#### Available records:
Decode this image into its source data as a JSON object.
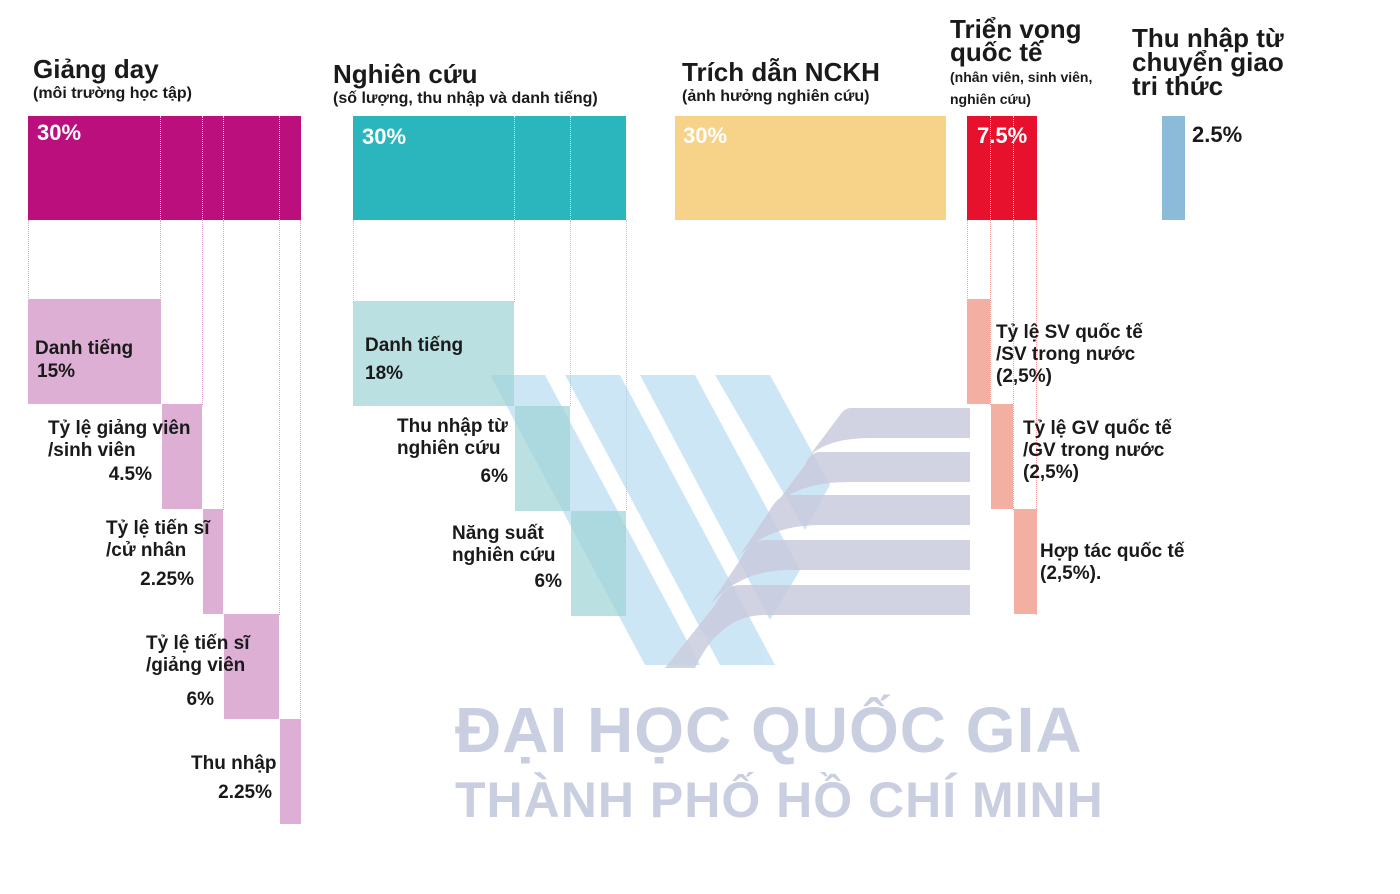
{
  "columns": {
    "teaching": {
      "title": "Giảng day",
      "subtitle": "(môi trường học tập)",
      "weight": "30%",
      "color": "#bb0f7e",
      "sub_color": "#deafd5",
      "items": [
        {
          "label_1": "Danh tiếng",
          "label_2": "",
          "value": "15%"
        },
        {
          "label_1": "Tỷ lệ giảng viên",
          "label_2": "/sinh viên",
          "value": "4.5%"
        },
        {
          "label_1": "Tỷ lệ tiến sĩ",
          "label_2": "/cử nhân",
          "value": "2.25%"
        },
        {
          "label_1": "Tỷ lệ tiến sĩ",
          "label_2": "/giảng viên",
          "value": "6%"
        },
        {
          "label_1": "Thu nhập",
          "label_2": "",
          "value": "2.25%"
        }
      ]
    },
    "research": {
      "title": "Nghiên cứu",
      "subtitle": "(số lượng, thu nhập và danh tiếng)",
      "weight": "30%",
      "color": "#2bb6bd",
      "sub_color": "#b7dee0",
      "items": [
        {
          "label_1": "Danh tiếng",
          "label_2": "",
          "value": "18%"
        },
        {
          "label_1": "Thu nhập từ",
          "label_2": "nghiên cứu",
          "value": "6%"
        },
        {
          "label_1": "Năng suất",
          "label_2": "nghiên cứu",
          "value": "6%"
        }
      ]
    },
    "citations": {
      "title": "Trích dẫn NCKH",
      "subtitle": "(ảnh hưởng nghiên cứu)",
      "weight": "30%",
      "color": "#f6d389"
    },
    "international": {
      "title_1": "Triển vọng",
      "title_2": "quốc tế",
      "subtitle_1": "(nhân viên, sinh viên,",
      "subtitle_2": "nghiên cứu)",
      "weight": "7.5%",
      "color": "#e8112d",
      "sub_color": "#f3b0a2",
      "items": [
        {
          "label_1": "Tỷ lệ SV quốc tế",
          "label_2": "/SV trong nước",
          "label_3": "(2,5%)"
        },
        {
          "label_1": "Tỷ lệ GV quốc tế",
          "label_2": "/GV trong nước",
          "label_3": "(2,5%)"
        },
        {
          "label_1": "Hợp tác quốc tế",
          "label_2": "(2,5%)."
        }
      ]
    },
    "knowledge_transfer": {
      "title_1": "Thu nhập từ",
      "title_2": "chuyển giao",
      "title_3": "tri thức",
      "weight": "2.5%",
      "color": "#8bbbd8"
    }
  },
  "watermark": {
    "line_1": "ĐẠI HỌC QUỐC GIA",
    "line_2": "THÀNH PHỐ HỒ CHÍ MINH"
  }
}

#### Set task:
Report the number of lines above containing the word "nhập", with no other text.

#### Expected answer:
4